(Dataset rows about figures)
--

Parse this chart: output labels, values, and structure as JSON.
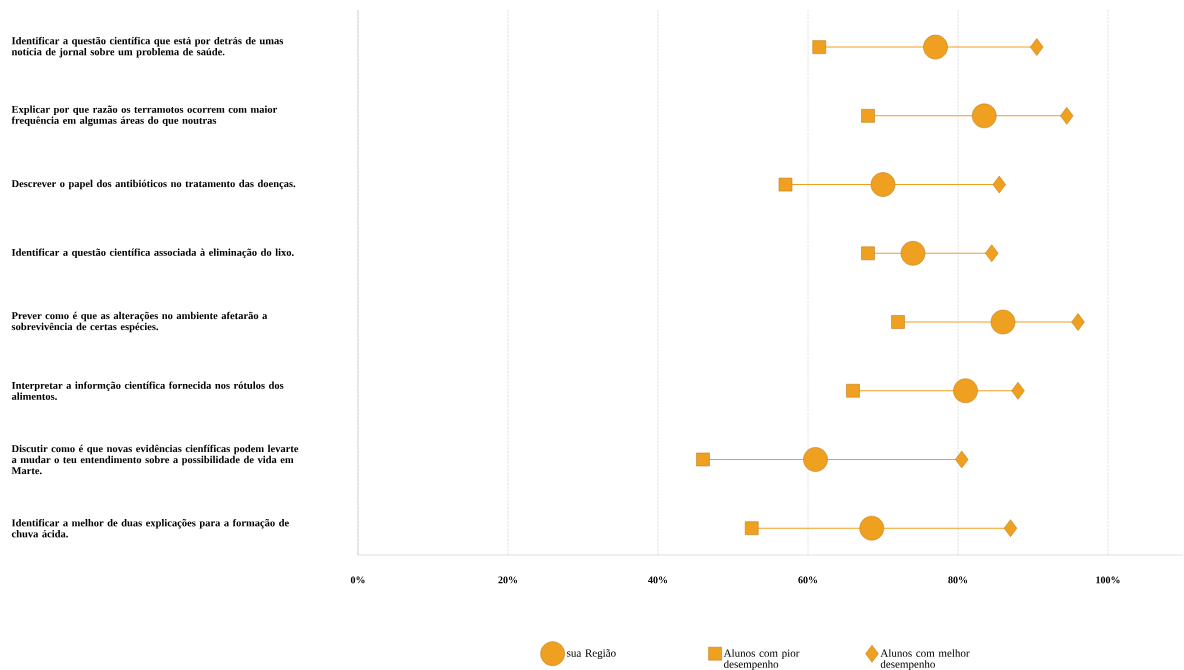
{
  "chart_data": {
    "type": "scatter",
    "categories": [
      "Identificar a questão científica que está por detrás de umas notícia de jornal sobre um problema de saúde.",
      "Explicar por que razão os terramotos ocorrem com maior frequência em algumas áreas do que noutras",
      "Descrever o papel dos antibióticos no tratamento das doenças.",
      "Identificar a questão científica associada à eliminação do lixo.",
      "Prever como é que as alterações no ambiente afetarão a sobrevivência de certas espécies.",
      "Interpretar a informção científica fornecida nos rótulos dos alimentos.",
      "Discutir como é que novas evidências cienfíficas podem levarte a mudar o teu entendimento sobre a possibilidade de vida em Marte.",
      "Identificar a melhor de duas explicações para a formação de chuva ácida."
    ],
    "orientation": "horizontal",
    "series": [
      {
        "name": "sua Região",
        "color": "#f0a020",
        "marker": "circle",
        "values": [
          77,
          83.5,
          70,
          74,
          86,
          81,
          61,
          68.5
        ]
      },
      {
        "name": "Alunos com pior desempenho",
        "color": "#f0a020",
        "marker": "square",
        "values": [
          61.5,
          68,
          57,
          68,
          72,
          66,
          46,
          52.5
        ]
      },
      {
        "name": "Alunos com melhor desempenho",
        "color": "#f0a020",
        "marker": "diamond",
        "values": [
          90.5,
          94.5,
          85.5,
          84.5,
          96,
          88,
          80.5,
          87
        ]
      }
    ],
    "xlim": [
      0,
      110
    ],
    "xticks": [
      {
        "value": 0,
        "label": "0%"
      },
      {
        "value": 20,
        "label": "20%"
      },
      {
        "value": 40,
        "label": "40%"
      },
      {
        "value": 60,
        "label": "60%"
      },
      {
        "value": 80,
        "label": "80%"
      },
      {
        "value": 100,
        "label": "100%"
      }
    ],
    "grid": "x",
    "legend": "bottom"
  }
}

--

#### [WHAT YOU SHOULD DO]
Repeat all of the entries word for word, but omit the pictures.

#### [ANSWER TO THIS TASK]
Parse this chart: output labels, values, and structure as JSON.
{
  "chart_data": {
    "type": "scatter",
    "categories": [
      "Identificar a questão científica que está por detrás de umas notícia de jornal sobre um problema de saúde.",
      "Explicar por que razão os terramotos ocorrem com maior frequência em algumas áreas do que noutras",
      "Descrever o papel dos antibióticos no tratamento das doenças.",
      "Identificar a questão científica associada à eliminação do lixo.",
      "Prever como é que as alterações no ambiente afetarão a sobrevivência de certas espécies.",
      "Interpretar a informção científica fornecida nos rótulos dos alimentos.",
      "Discutir como é que novas evidências cienfíficas podem levarte a mudar o teu entendimento sobre a possibilidade de vida em Marte.",
      "Identificar a melhor de duas explicações para a formação de chuva ácida."
    ],
    "orientation": "horizontal",
    "series": [
      {
        "name": "sua Região",
        "color": "#f0a020",
        "marker": "circle",
        "values": [
          77,
          83.5,
          70,
          74,
          86,
          81,
          61,
          68.5
        ]
      },
      {
        "name": "Alunos com pior desempenho",
        "color": "#f0a020",
        "marker": "square",
        "values": [
          61.5,
          68,
          57,
          68,
          72,
          66,
          46,
          52.5
        ]
      },
      {
        "name": "Alunos com melhor desempenho",
        "color": "#f0a020",
        "marker": "diamond",
        "values": [
          90.5,
          94.5,
          85.5,
          84.5,
          96,
          88,
          80.5,
          87
        ]
      }
    ],
    "xlim": [
      0,
      110
    ],
    "xticks": [
      {
        "value": 0,
        "label": "0%"
      },
      {
        "value": 20,
        "label": "20%"
      },
      {
        "value": 40,
        "label": "40%"
      },
      {
        "value": 60,
        "label": "60%"
      },
      {
        "value": 80,
        "label": "80%"
      },
      {
        "value": 100,
        "label": "100%"
      }
    ],
    "grid": "x",
    "legend": "bottom"
  }
}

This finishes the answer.